Write out the full set of records exactly. Any pictures in them do not belong in the copy.

Figure collection entries -

BEGIN

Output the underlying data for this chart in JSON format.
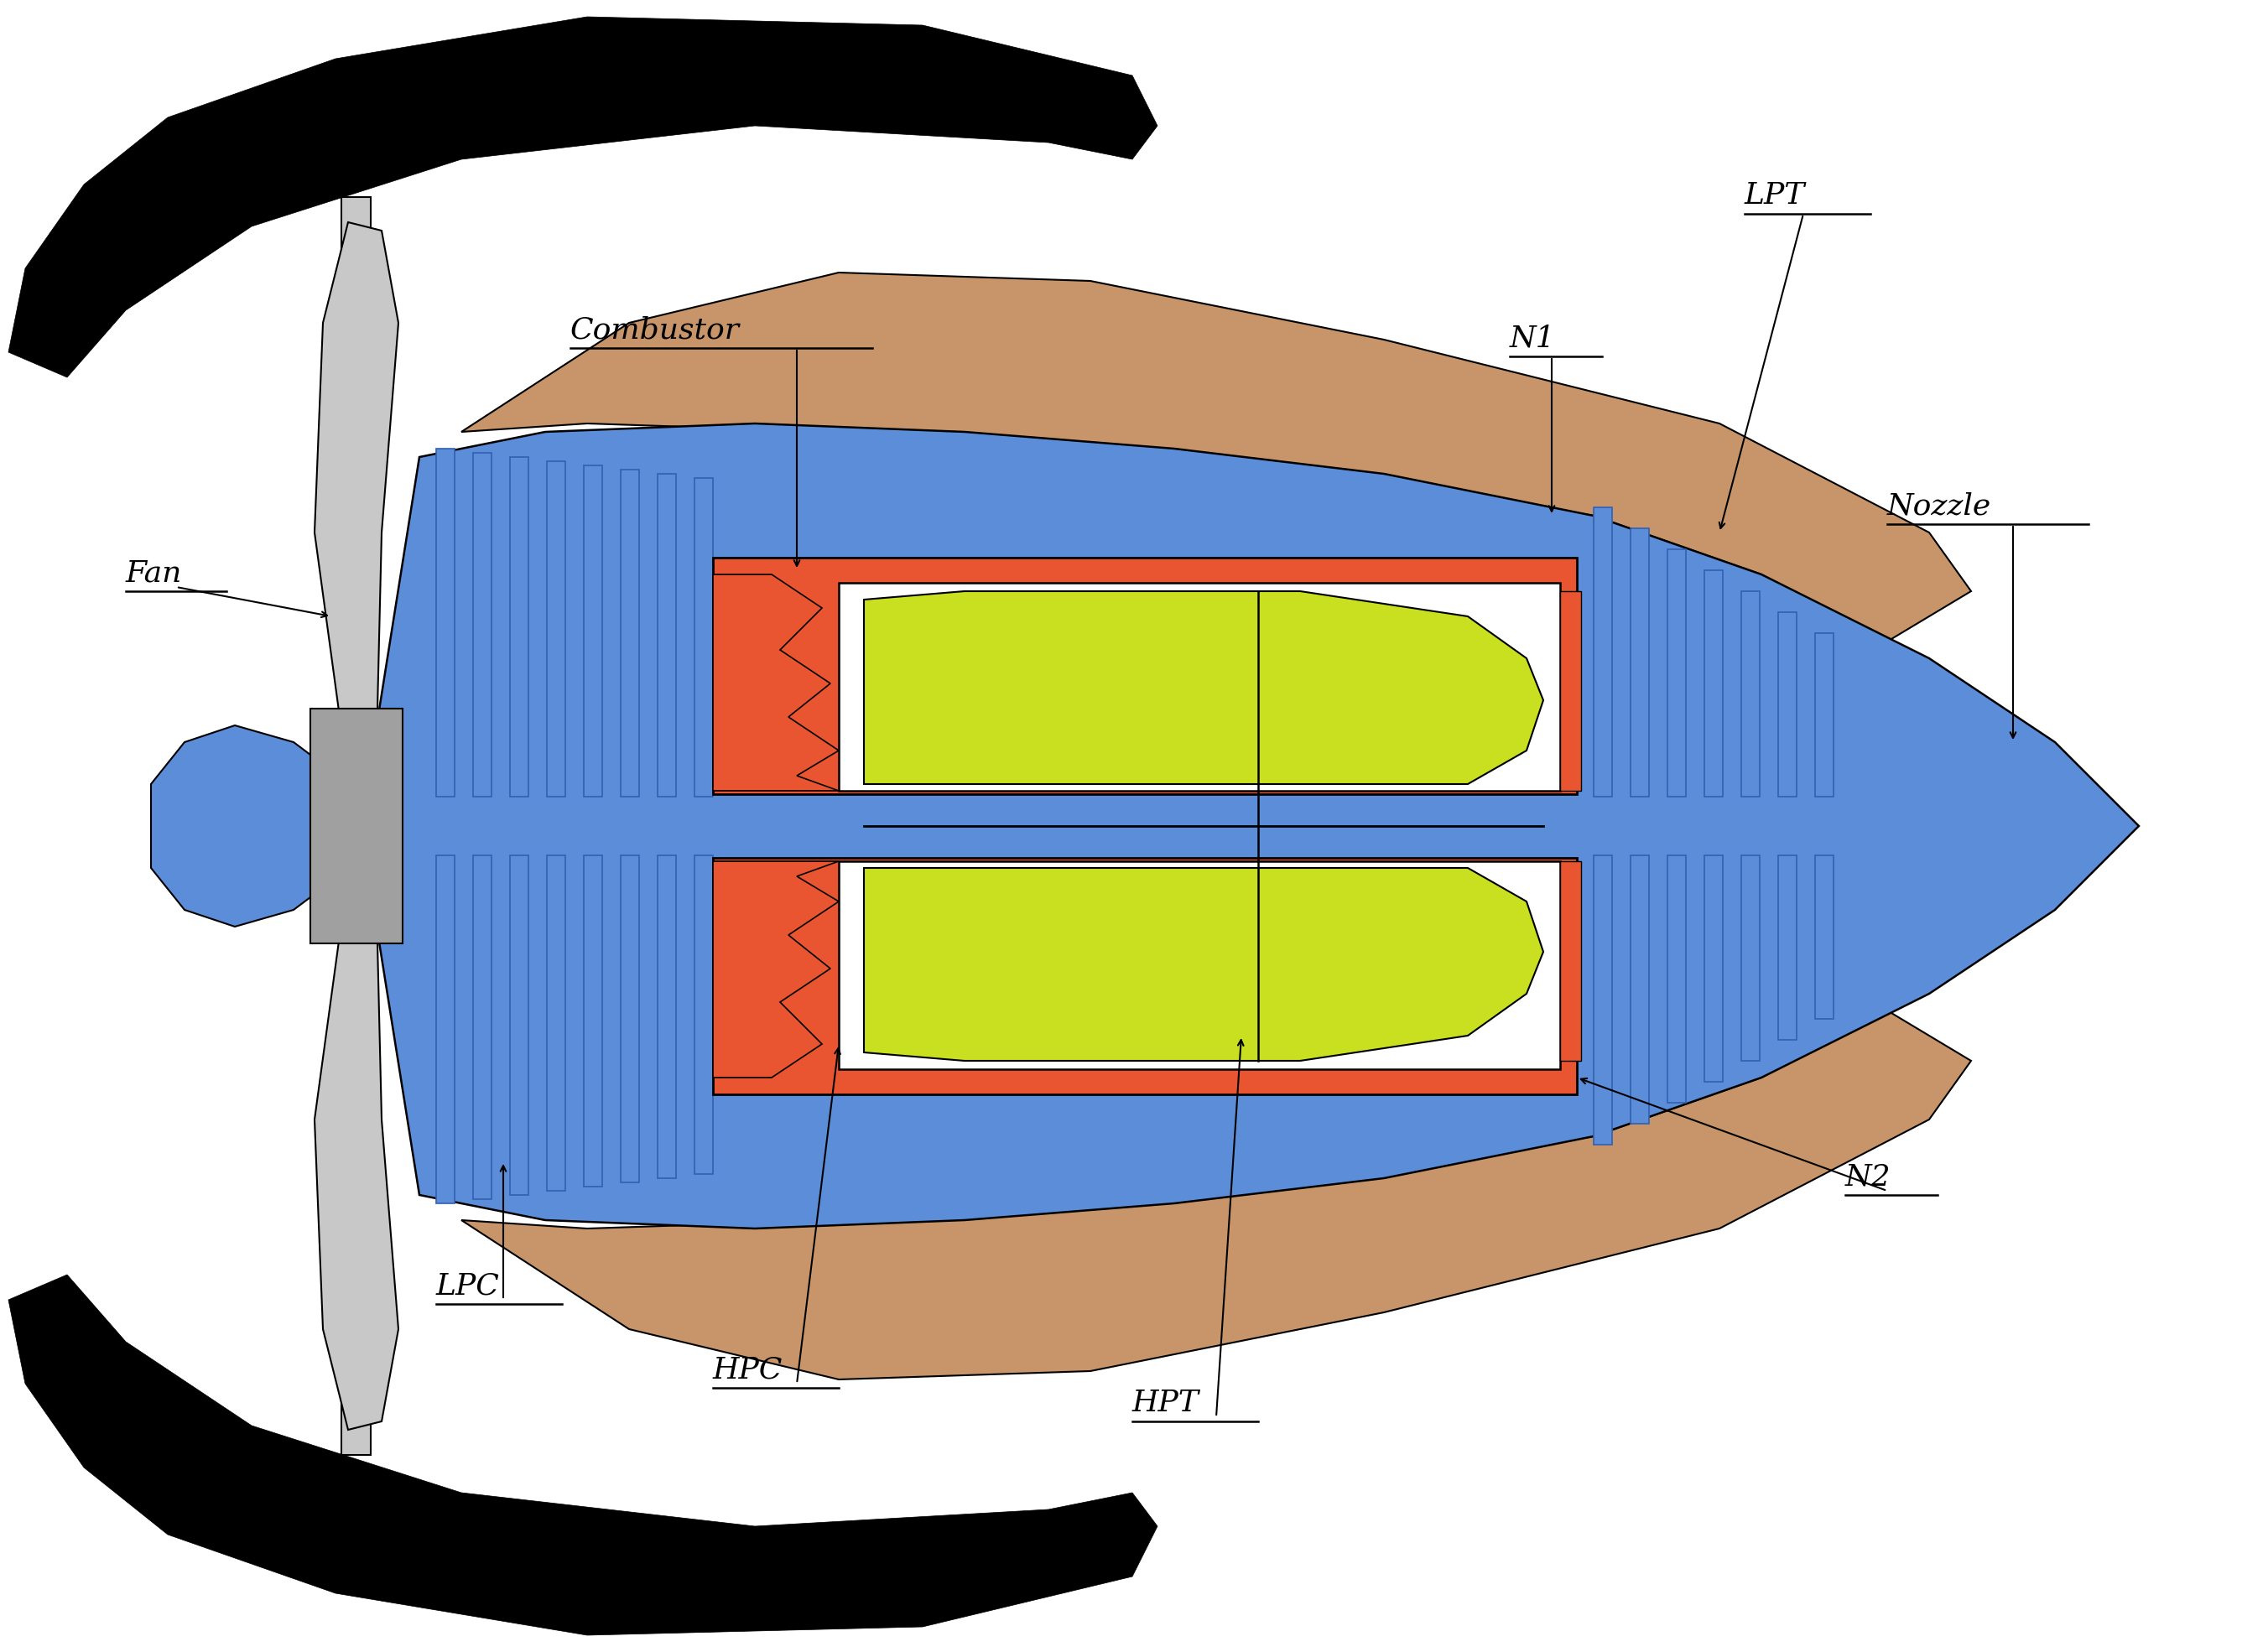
{
  "bg_color": "#ffffff",
  "blue": "#5b8dd9",
  "blue_dark": "#3060b0",
  "red": "#e85530",
  "yellow": "#c8e020",
  "brown": "#c8956a",
  "gray_light": "#c8c8c8",
  "gray_med": "#a0a0a0",
  "gray_dark": "#707070",
  "black": "#000000",
  "white": "#ffffff",
  "labels": [
    "Fan",
    "Combustor",
    "LPC",
    "HPC",
    "HPT",
    "LPT",
    "N1",
    "N2",
    "Nozzle"
  ],
  "font_size": 26
}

END

Task output -
Output the underlying data for this chart in JSON format.
{
  "bg_color": "#ffffff",
  "blue": "#5b8dd9",
  "blue_dark": "#3060b0",
  "red": "#e85530",
  "yellow": "#c8e020",
  "brown": "#c8956a",
  "gray_light": "#c8c8c8",
  "gray_med": "#a0a0a0",
  "gray_dark": "#707070",
  "black": "#000000",
  "white": "#ffffff",
  "labels": [
    "Fan",
    "Combustor",
    "LPC",
    "HPC",
    "HPT",
    "LPT",
    "N1",
    "N2",
    "Nozzle"
  ],
  "font_size": 26
}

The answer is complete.